▶ [What you have to do]
Extract the complete data exactly as given.

— start of Recorded information —

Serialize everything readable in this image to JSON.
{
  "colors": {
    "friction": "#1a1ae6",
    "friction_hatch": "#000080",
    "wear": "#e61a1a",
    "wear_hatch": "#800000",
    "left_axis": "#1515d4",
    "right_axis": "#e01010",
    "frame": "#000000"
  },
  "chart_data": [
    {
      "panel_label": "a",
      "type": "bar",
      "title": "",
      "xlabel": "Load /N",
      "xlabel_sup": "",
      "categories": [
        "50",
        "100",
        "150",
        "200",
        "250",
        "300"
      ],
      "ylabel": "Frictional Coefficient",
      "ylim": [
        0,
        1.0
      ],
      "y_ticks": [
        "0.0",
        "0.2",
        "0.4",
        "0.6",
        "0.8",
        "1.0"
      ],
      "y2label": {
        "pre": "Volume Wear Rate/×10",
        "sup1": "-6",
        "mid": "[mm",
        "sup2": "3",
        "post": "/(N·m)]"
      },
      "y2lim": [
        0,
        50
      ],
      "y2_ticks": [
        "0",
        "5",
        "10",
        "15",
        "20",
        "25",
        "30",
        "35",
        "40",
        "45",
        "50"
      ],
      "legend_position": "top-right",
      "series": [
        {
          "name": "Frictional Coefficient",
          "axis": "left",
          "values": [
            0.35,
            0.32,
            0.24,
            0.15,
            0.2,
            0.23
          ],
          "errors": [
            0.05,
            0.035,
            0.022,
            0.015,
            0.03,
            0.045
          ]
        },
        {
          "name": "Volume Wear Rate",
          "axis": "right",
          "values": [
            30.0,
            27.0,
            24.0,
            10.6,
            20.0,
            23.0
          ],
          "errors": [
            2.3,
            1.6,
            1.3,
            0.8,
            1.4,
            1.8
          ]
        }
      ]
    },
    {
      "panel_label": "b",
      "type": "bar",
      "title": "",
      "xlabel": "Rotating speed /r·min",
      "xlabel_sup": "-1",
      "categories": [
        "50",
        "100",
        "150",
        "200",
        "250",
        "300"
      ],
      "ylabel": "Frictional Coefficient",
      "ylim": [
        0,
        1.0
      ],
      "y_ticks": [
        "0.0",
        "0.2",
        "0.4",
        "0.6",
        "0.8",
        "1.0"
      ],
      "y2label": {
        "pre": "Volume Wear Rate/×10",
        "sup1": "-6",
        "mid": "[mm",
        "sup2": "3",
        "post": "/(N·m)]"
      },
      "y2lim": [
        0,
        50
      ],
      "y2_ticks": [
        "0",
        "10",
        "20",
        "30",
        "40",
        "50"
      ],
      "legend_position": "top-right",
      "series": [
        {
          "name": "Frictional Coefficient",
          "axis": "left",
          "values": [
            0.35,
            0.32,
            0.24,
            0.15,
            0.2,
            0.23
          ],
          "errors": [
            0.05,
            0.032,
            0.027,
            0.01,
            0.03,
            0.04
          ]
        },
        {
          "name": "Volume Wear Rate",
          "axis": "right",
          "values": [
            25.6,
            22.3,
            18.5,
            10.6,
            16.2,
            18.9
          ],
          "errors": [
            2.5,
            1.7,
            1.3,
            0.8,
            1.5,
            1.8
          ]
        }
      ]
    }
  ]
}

— end of Recorded information —

▶ [Complete response]
Serialize everything readable in this image to JSON.
{
  "colors": {
    "friction": "#1a1ae6",
    "friction_hatch": "#000080",
    "wear": "#e61a1a",
    "wear_hatch": "#800000",
    "left_axis": "#1515d4",
    "right_axis": "#e01010",
    "frame": "#000000"
  },
  "chart_data": [
    {
      "panel_label": "a",
      "type": "bar",
      "title": "",
      "xlabel": "Load /N",
      "xlabel_sup": "",
      "categories": [
        "50",
        "100",
        "150",
        "200",
        "250",
        "300"
      ],
      "ylabel": "Frictional Coefficient",
      "ylim": [
        0,
        1.0
      ],
      "y_ticks": [
        "0.0",
        "0.2",
        "0.4",
        "0.6",
        "0.8",
        "1.0"
      ],
      "y2label": {
        "pre": "Volume Wear Rate/×10",
        "sup1": "-6",
        "mid": "[mm",
        "sup2": "3",
        "post": "/(N·m)]"
      },
      "y2lim": [
        0,
        50
      ],
      "y2_ticks": [
        "0",
        "5",
        "10",
        "15",
        "20",
        "25",
        "30",
        "35",
        "40",
        "45",
        "50"
      ],
      "legend_position": "top-right",
      "series": [
        {
          "name": "Frictional Coefficient",
          "axis": "left",
          "values": [
            0.35,
            0.32,
            0.24,
            0.15,
            0.2,
            0.23
          ],
          "errors": [
            0.05,
            0.035,
            0.022,
            0.015,
            0.03,
            0.045
          ]
        },
        {
          "name": "Volume Wear Rate",
          "axis": "right",
          "values": [
            30.0,
            27.0,
            24.0,
            10.6,
            20.0,
            23.0
          ],
          "errors": [
            2.3,
            1.6,
            1.3,
            0.8,
            1.4,
            1.8
          ]
        }
      ]
    },
    {
      "panel_label": "b",
      "type": "bar",
      "title": "",
      "xlabel": "Rotating speed /r·min",
      "xlabel_sup": "-1",
      "categories": [
        "50",
        "100",
        "150",
        "200",
        "250",
        "300"
      ],
      "ylabel": "Frictional Coefficient",
      "ylim": [
        0,
        1.0
      ],
      "y_ticks": [
        "0.0",
        "0.2",
        "0.4",
        "0.6",
        "0.8",
        "1.0"
      ],
      "y2label": {
        "pre": "Volume Wear Rate/×10",
        "sup1": "-6",
        "mid": "[mm",
        "sup2": "3",
        "post": "/(N·m)]"
      },
      "y2lim": [
        0,
        50
      ],
      "y2_ticks": [
        "0",
        "10",
        "20",
        "30",
        "40",
        "50"
      ],
      "legend_position": "top-right",
      "series": [
        {
          "name": "Frictional Coefficient",
          "axis": "left",
          "values": [
            0.35,
            0.32,
            0.24,
            0.15,
            0.2,
            0.23
          ],
          "errors": [
            0.05,
            0.032,
            0.027,
            0.01,
            0.03,
            0.04
          ]
        },
        {
          "name": "Volume Wear Rate",
          "axis": "right",
          "values": [
            25.6,
            22.3,
            18.5,
            10.6,
            16.2,
            18.9
          ],
          "errors": [
            2.5,
            1.7,
            1.3,
            0.8,
            1.5,
            1.8
          ]
        }
      ]
    }
  ]
}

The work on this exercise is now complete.